:: TASK TO CARRY OUT ::
Lines containing the word "condition" are the ones to copy from the records below.

▬▬▬▬▬▬▬▬▬▬

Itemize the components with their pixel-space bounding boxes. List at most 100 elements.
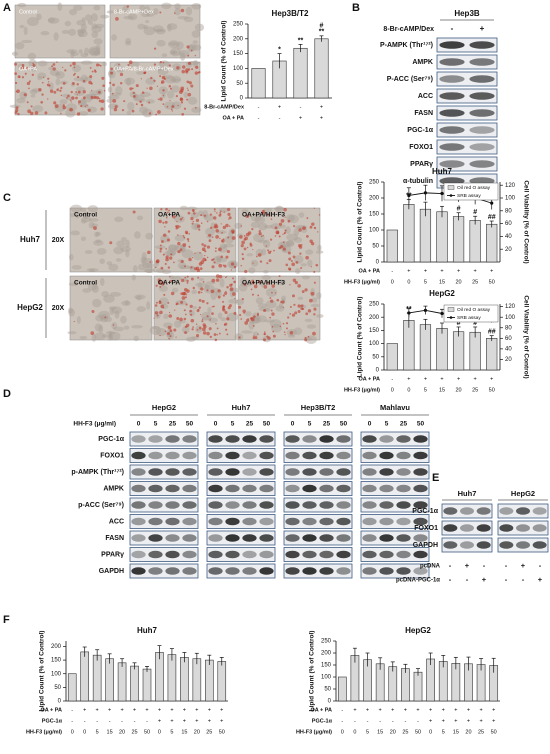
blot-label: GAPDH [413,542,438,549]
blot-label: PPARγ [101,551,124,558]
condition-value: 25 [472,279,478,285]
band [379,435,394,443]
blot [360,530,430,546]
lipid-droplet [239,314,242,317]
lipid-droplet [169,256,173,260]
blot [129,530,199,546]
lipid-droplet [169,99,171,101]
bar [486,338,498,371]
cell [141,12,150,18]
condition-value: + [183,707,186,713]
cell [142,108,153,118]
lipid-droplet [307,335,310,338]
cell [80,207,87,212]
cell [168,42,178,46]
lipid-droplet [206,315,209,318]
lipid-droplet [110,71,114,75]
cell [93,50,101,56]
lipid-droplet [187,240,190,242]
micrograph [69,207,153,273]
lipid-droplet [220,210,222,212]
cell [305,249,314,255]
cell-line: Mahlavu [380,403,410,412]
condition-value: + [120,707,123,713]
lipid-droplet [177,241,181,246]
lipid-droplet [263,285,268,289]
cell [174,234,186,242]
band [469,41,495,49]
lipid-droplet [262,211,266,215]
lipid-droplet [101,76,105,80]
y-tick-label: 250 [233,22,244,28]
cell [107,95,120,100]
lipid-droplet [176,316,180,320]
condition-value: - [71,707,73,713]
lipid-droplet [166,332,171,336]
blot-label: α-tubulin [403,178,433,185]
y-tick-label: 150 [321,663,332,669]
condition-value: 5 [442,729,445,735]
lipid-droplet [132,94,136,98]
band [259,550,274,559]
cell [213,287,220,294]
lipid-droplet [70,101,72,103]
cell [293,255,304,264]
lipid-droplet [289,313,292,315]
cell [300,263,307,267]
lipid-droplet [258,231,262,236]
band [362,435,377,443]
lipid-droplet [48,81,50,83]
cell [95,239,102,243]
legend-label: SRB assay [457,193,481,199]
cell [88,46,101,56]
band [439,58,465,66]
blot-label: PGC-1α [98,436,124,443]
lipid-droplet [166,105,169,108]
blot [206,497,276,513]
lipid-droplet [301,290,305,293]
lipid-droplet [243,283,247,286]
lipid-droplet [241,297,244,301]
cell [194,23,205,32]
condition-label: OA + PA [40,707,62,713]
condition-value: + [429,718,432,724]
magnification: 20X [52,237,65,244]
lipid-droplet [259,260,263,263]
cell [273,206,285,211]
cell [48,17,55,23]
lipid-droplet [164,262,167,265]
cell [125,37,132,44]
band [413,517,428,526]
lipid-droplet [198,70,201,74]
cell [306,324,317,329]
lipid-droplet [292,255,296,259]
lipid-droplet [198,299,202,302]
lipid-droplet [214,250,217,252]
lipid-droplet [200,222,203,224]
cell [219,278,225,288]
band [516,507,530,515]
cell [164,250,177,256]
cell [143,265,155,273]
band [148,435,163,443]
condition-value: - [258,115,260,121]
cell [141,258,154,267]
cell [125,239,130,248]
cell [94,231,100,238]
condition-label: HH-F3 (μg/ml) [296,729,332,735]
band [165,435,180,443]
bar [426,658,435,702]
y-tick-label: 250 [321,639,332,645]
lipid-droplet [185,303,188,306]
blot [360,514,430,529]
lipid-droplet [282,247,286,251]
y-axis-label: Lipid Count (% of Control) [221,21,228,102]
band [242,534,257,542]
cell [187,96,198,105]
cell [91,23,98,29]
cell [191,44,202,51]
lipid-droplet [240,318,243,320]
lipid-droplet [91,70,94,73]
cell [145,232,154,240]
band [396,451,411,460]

▬▬▬▬▬▬▬▬▬▬

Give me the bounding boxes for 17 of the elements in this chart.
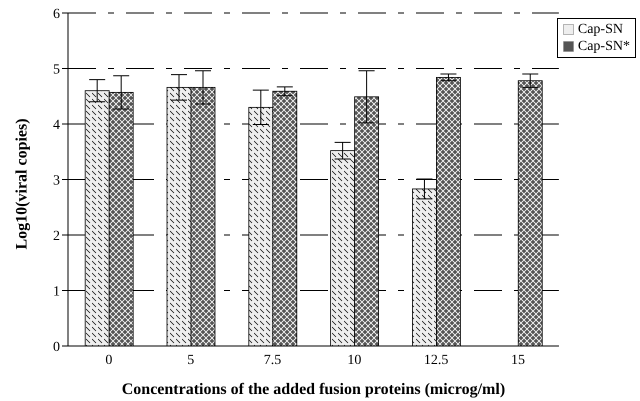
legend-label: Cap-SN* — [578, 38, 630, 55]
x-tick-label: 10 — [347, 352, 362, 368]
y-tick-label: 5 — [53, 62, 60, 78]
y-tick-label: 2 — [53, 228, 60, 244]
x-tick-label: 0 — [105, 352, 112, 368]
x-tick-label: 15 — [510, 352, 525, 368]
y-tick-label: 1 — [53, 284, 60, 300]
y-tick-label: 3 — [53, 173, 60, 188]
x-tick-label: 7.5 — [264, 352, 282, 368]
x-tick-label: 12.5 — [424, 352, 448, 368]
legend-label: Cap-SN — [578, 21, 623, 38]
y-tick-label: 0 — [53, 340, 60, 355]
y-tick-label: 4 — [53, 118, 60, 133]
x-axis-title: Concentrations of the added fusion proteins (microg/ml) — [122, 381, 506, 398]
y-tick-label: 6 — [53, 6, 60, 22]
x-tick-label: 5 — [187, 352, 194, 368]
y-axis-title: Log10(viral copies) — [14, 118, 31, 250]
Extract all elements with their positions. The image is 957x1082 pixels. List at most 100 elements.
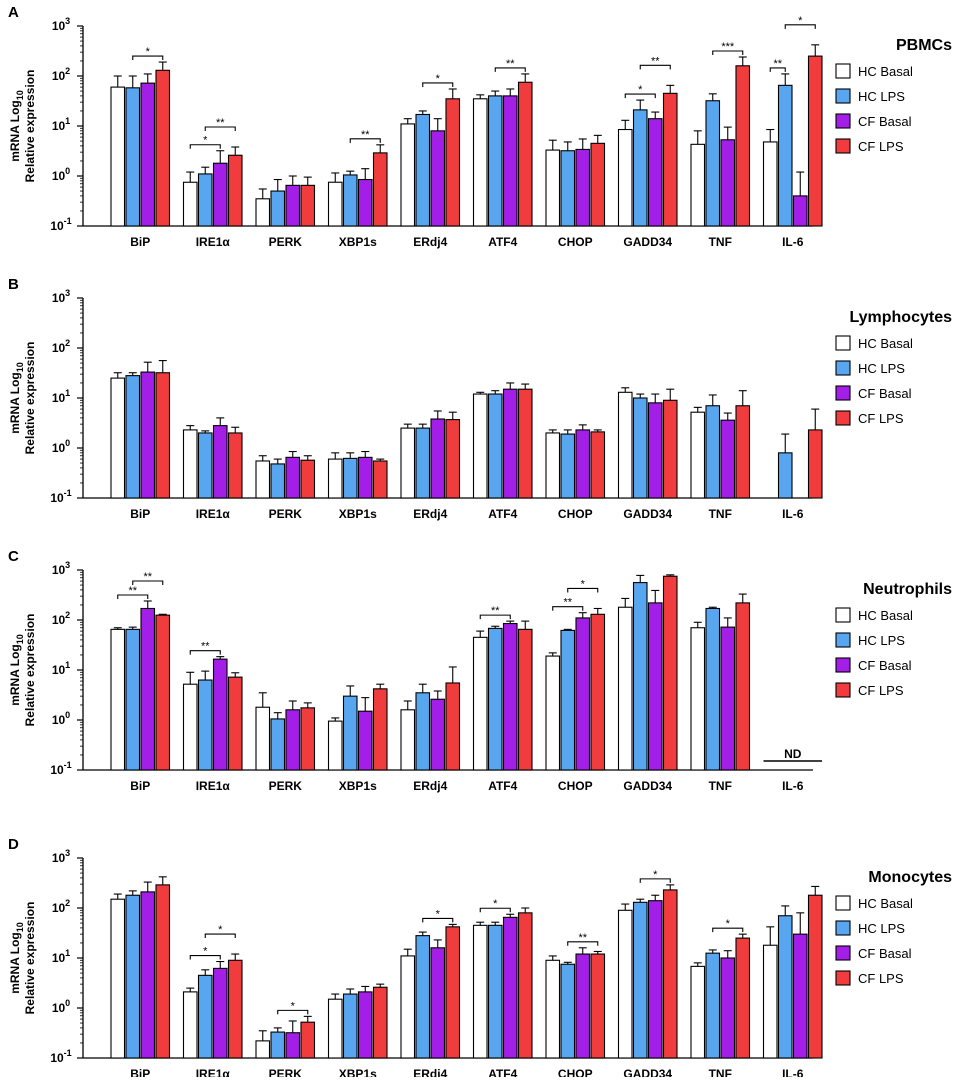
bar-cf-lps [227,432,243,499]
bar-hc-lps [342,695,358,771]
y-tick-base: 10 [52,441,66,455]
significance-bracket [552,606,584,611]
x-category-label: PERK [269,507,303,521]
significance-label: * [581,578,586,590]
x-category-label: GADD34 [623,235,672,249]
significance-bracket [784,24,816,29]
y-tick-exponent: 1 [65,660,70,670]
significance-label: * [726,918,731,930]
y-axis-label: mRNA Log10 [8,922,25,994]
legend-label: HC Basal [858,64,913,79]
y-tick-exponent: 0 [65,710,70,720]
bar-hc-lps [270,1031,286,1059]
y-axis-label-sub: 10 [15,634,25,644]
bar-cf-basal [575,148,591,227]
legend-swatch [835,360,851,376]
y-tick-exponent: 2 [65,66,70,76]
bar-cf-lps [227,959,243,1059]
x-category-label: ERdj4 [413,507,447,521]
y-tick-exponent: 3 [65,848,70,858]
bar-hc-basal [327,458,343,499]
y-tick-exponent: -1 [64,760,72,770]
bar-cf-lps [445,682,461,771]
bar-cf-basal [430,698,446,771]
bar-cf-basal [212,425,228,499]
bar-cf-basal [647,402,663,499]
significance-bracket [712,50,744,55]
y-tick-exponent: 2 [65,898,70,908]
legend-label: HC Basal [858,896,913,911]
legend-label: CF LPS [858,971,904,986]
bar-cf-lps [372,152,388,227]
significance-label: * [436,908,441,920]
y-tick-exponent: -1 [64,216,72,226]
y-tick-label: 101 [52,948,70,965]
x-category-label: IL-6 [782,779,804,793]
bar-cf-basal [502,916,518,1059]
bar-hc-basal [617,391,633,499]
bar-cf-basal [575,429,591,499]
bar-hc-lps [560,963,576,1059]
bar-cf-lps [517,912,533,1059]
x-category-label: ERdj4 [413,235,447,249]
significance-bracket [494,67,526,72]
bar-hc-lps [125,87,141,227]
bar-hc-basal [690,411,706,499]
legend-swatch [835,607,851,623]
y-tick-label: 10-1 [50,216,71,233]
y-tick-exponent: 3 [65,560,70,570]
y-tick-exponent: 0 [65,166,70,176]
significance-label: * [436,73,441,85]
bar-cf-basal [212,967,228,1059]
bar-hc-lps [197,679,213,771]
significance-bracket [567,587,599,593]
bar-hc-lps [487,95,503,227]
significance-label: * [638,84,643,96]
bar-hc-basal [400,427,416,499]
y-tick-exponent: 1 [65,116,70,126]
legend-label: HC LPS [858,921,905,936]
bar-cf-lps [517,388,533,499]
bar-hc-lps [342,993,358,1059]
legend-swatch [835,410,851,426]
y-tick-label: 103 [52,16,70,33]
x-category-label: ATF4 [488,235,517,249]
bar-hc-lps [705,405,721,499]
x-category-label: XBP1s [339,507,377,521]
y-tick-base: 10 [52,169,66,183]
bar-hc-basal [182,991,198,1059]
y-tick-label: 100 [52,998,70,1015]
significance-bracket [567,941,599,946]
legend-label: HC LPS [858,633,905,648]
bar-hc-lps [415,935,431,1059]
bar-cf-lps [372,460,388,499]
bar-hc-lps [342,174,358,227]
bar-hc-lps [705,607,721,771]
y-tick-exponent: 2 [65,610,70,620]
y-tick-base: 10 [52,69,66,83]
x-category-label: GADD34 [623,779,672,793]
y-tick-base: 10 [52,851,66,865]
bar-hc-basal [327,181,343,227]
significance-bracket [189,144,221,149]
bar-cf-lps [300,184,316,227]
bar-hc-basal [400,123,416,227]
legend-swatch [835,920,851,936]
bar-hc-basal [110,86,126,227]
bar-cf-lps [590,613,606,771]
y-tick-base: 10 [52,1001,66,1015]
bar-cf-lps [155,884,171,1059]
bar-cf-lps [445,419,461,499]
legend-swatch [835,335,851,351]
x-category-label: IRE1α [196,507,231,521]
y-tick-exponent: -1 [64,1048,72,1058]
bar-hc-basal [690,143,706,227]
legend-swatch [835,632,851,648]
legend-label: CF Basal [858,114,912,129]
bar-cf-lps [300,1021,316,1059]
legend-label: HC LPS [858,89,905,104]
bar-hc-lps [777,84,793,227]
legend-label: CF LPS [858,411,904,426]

▬▬▬▬▬▬▬▬▬▬

:: SOLUTION TO THIS EXERCISE ::
condition-value: 25 [472,279,478,285]
condition-value: + [183,707,186,713]
condition-value: + [120,707,123,713]
condition-value: - [71,707,73,713]
condition-value: 5 [442,729,445,735]
condition-label: OA + PA [40,707,62,713]
condition-value: + [429,718,432,724]
condition-value: - [258,115,260,121]
condition-label: HH-F3 (μg/ml) [296,729,332,735]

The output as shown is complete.